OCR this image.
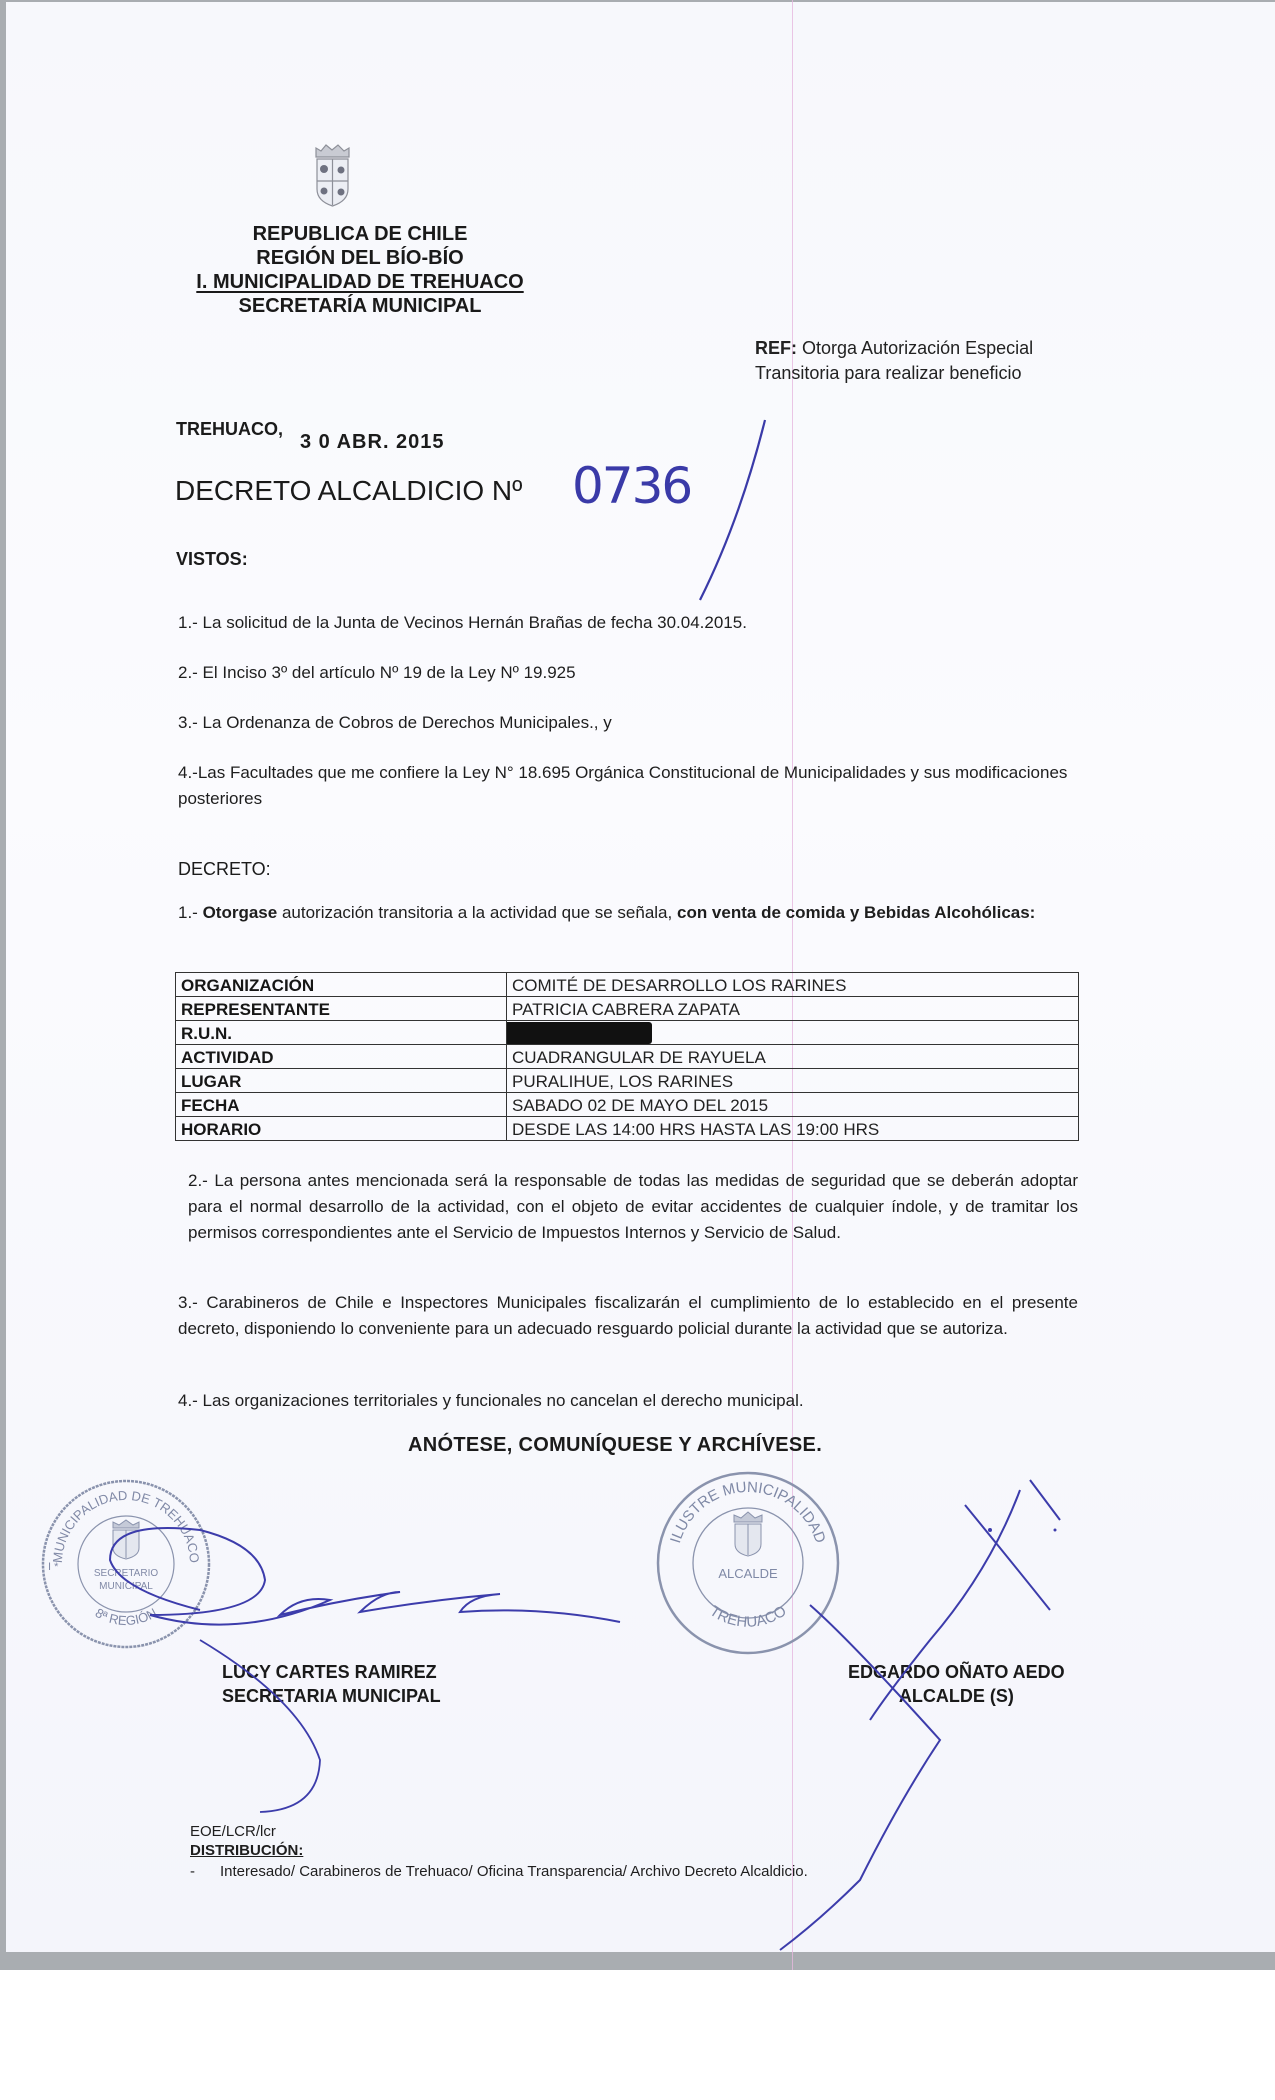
REPUBLICA DE CHILE
REGIÓN DEL BÍO-BÍO
I. MUNICIPALIDAD DE TREHUACO
SECRETARÍA MUNICIPAL
REF: Otorga Autorización Especial
Transitoria para realizar beneficio
TREHUACO,
3 0 ABR. 2015
DECRETO ALCALDICIO Nº 0736
VISTOS:
1.- La solicitud de la Junta de Vecinos Hernán Brañas de fecha 30.04.2015.
2.- El Inciso 3º del artículo Nº 19 de la Ley Nº 19.925
3.- La Ordenanza de Cobros de Derechos Municipales., y
4.-Las Facultades que me confiere la Ley N° 18.695 Orgánica Constitucional de Municipalidades y sus modificaciones posteriores
DECRETO:
1.- Otorgase autorización transitoria a la actividad que se señala, con venta de comida y Bebidas Alcohólicas:
ORGANIZACIÓN	COMITÉ DE DESARROLLO LOS RARINES
REPRESENTANTE	PATRICIA CABRERA ZAPATA
R.U.N.	
ACTIVIDAD	CUADRANGULAR DE RAYUELA
LUGAR	PURALIHUE, LOS RARINES
FECHA	SABADO 02 DE MAYO DEL 2015
HORARIO	DESDE LAS 14:00 HRS HASTA LAS 19:00 HRS
2.- La persona antes mencionada será la responsable de todas las medidas de seguridad que se deberán adoptar para el normal desarrollo de la actividad, con el objeto de evitar accidentes de cualquier índole, y de tramitar los permisos correspondientes ante el Servicio de Impuestos Internos y Servicio de Salud.
3.- Carabineros de Chile e Inspectores Municipales fiscalizarán el cumplimiento de lo establecido en el presente decreto, disponiendo lo conveniente para un adecuado resguardo policial durante la actividad que se autoriza.
4.- Las organizaciones territoriales y funcionales no cancelan el derecho municipal.
ANÓTESE, COMUNÍQUESE Y ARCHÍVESE.
MUNICIPALIDAD DE TREHUACO
8ª REGIÓN
I *
SECRETARIO
MUNICIPAL
ILUSTRE MUNICIPALIDAD
TREHUACO
ALCALDE
LUCY CARTES RAMIREZ
SECRETARIA MUNICIPAL
EDGARDO OÑATO AEDO
ALCALDE (S)
EOE/LCR/lcr
DISTRIBUCIÓN:
- Interesado/ Carabineros de Trehuaco/ Oficina Transparencia/ Archivo Decreto Alcaldicio.
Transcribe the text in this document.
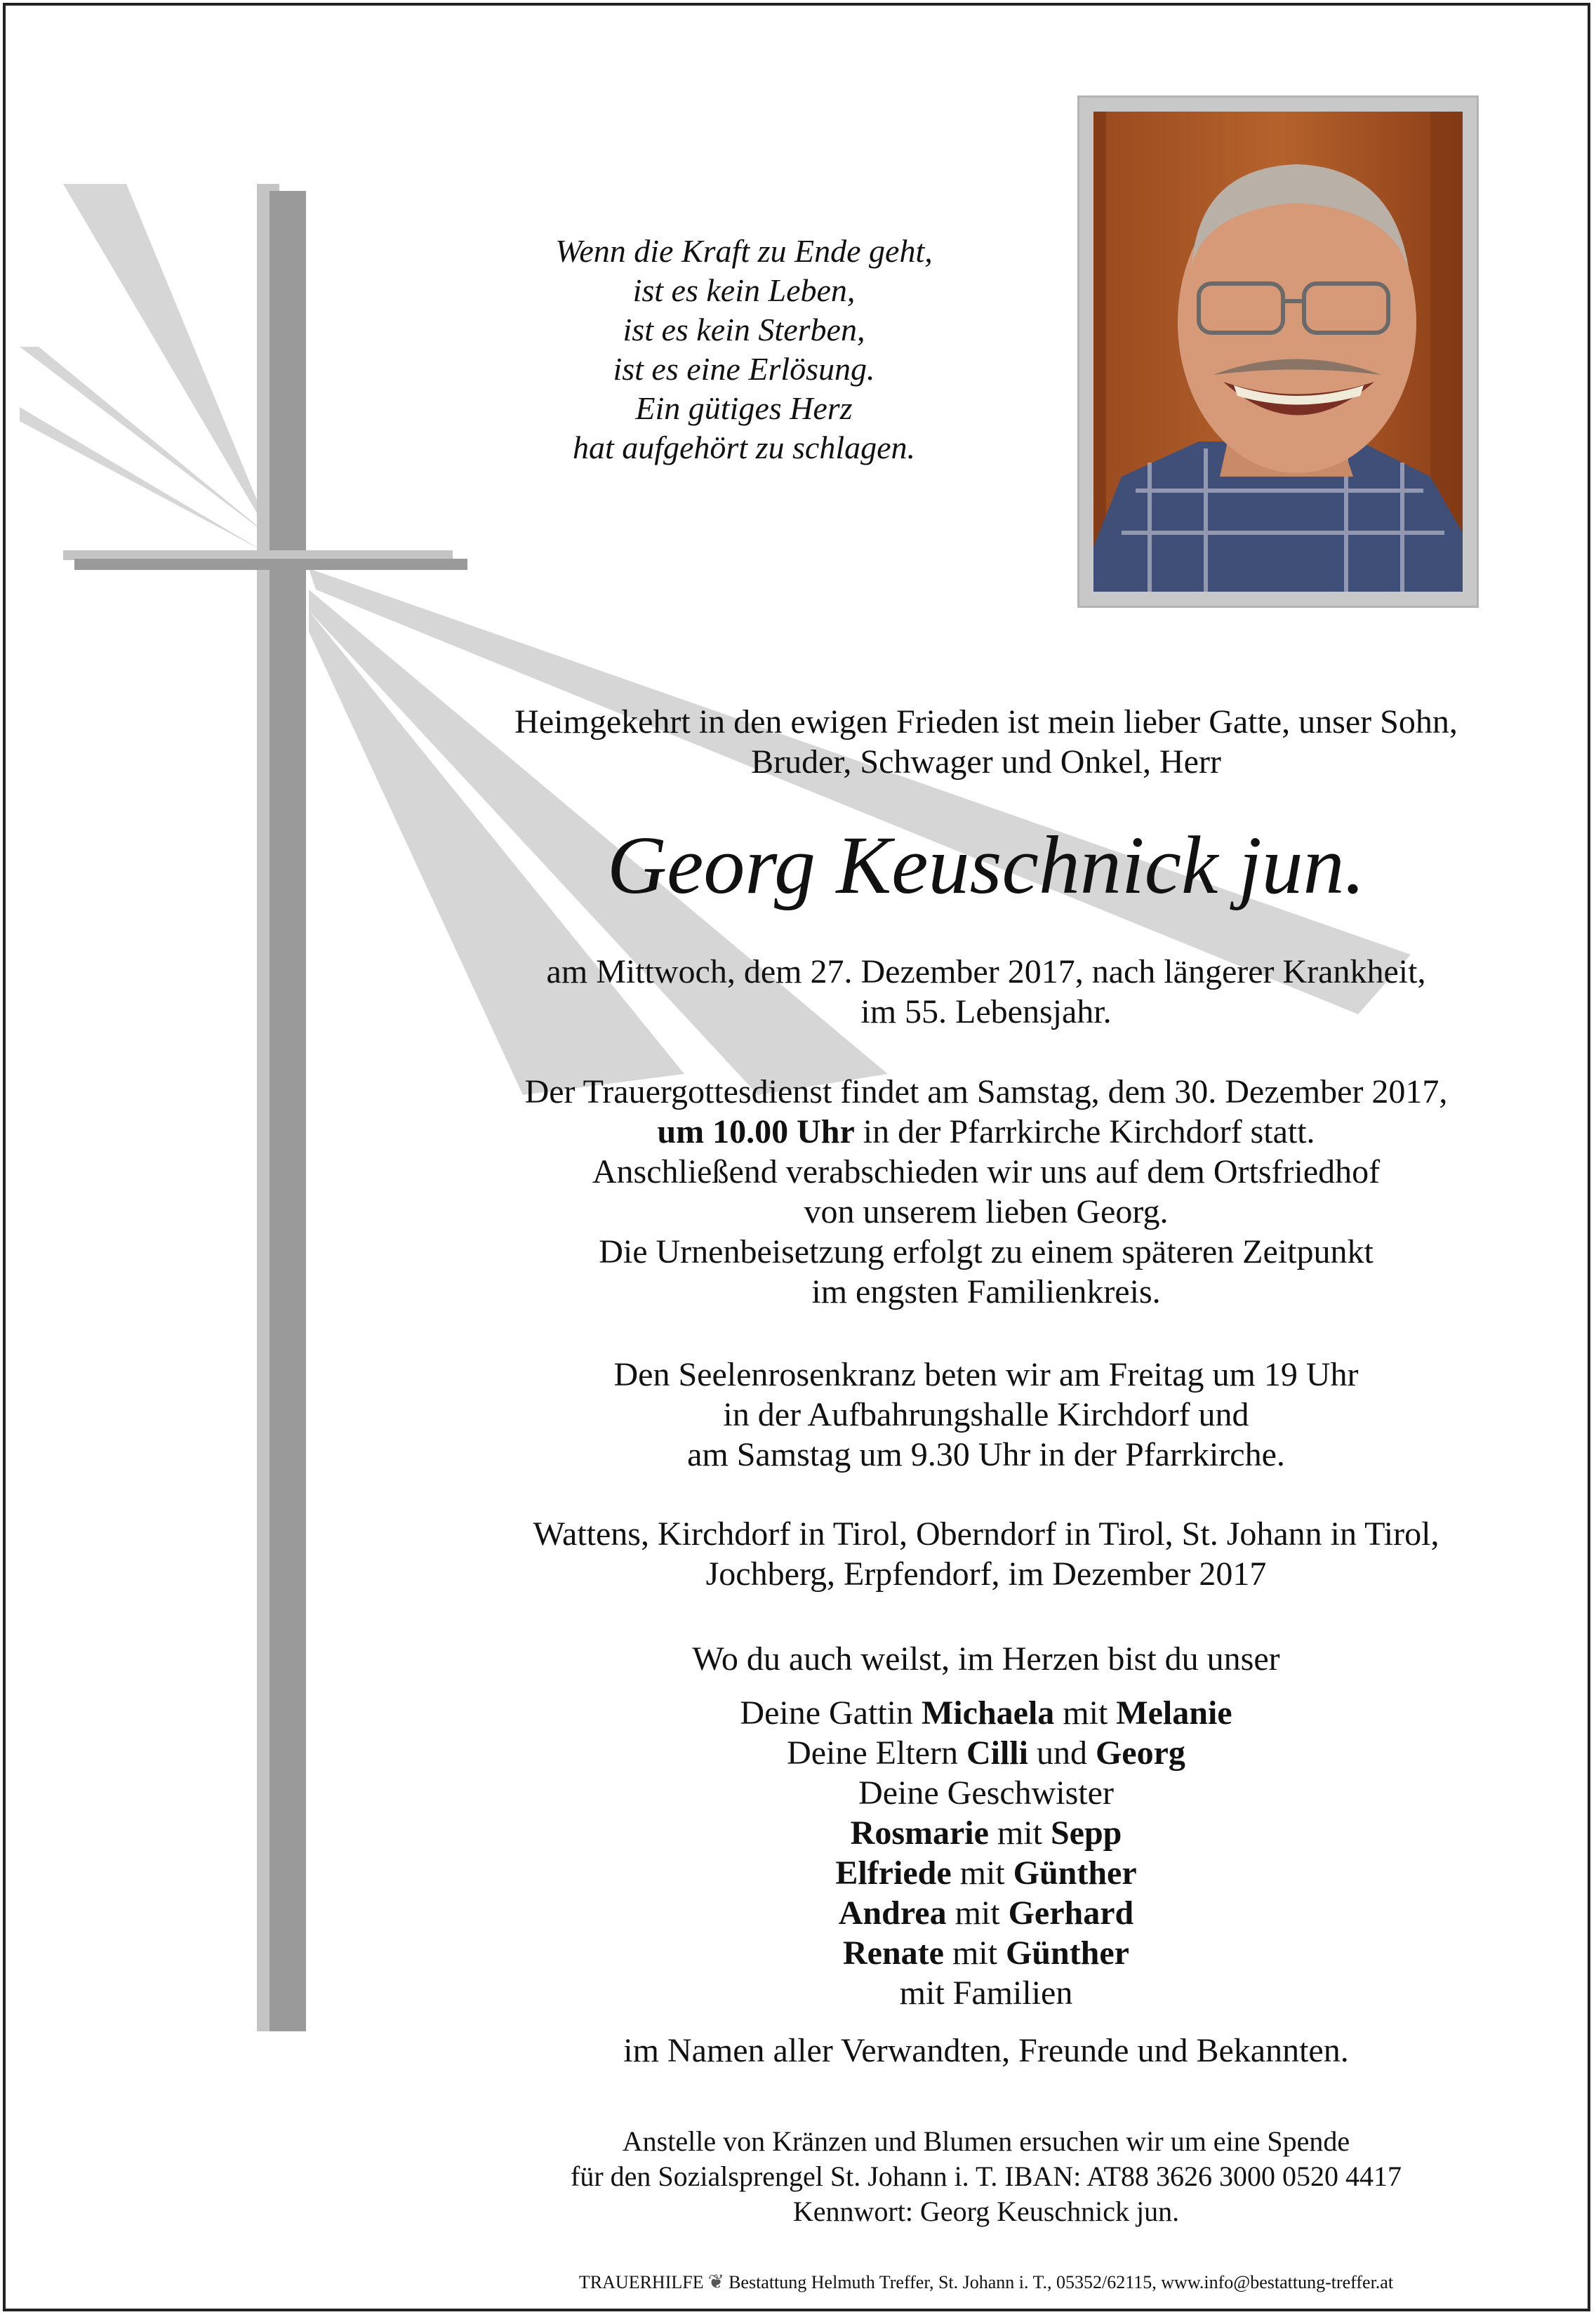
Wenn die Kraft zu Ende geht,
ist es kein Leben,
ist es kein Sterben,
ist es eine Erlösung.
Ein gütiges Herz
hat aufgehört zu schlagen.
Heimgekehrt in den ewigen Frieden ist mein lieber Gatte, unser Sohn,
Bruder, Schwager und Onkel, Herr
Georg Keuschnick jun.
am Mittwoch, dem 27. Dezember 2017, nach längerer Krankheit,
im 55. Lebensjahr.
Der Trauergottesdienst findet am Samstag, dem 30. Dezember 2017,
um 10.00 Uhr in der Pfarrkirche Kirchdorf statt.
Anschließend verabschieden wir uns auf dem Ortsfriedhof
von unserem lieben Georg.
Die Urnenbeisetzung erfolgt zu einem späteren Zeitpunkt
im engsten Familienkreis.
Den Seelenrosenkranz beten wir am Freitag um 19 Uhr
in der Aufbahrungshalle Kirchdorf und
am Samstag um 9.30 Uhr in der Pfarrkirche.
Wattens, Kirchdorf in Tirol, Oberndorf in Tirol, St. Johann in Tirol,
Jochberg, Erpfendorf, im Dezember 2017
Wo du auch weilst, im Herzen bist du unser
Deine Gattin Michaela mit Melanie
Deine Eltern Cilli und Georg
Deine Geschwister
Rosmarie mit Sepp
Elfriede mit Günther
Andrea mit Gerhard
Renate mit Günther
mit Familien
im Namen aller Verwandten, Freunde und Bekannten.
Anstelle von Kränzen und Blumen ersuchen wir um eine Spende
für den Sozialsprengel St. Johann i. T. IBAN: AT88 3626 3000 0520 4417
Kennwort: Georg Keuschnick jun.
TRAUERHILFE ❦ Bestattung Helmuth Treffer, St. Johann i. T., 05352/62115, www.info@bestattung-treffer.at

========

Track down every line with the word "RARINES" and copy it.

### THE COMPLETED TASK
ORGANIZACIÓN	COMITÉ DE DESARROLLO LOS RARINES
LUGAR	PURALIHUE, LOS RARINES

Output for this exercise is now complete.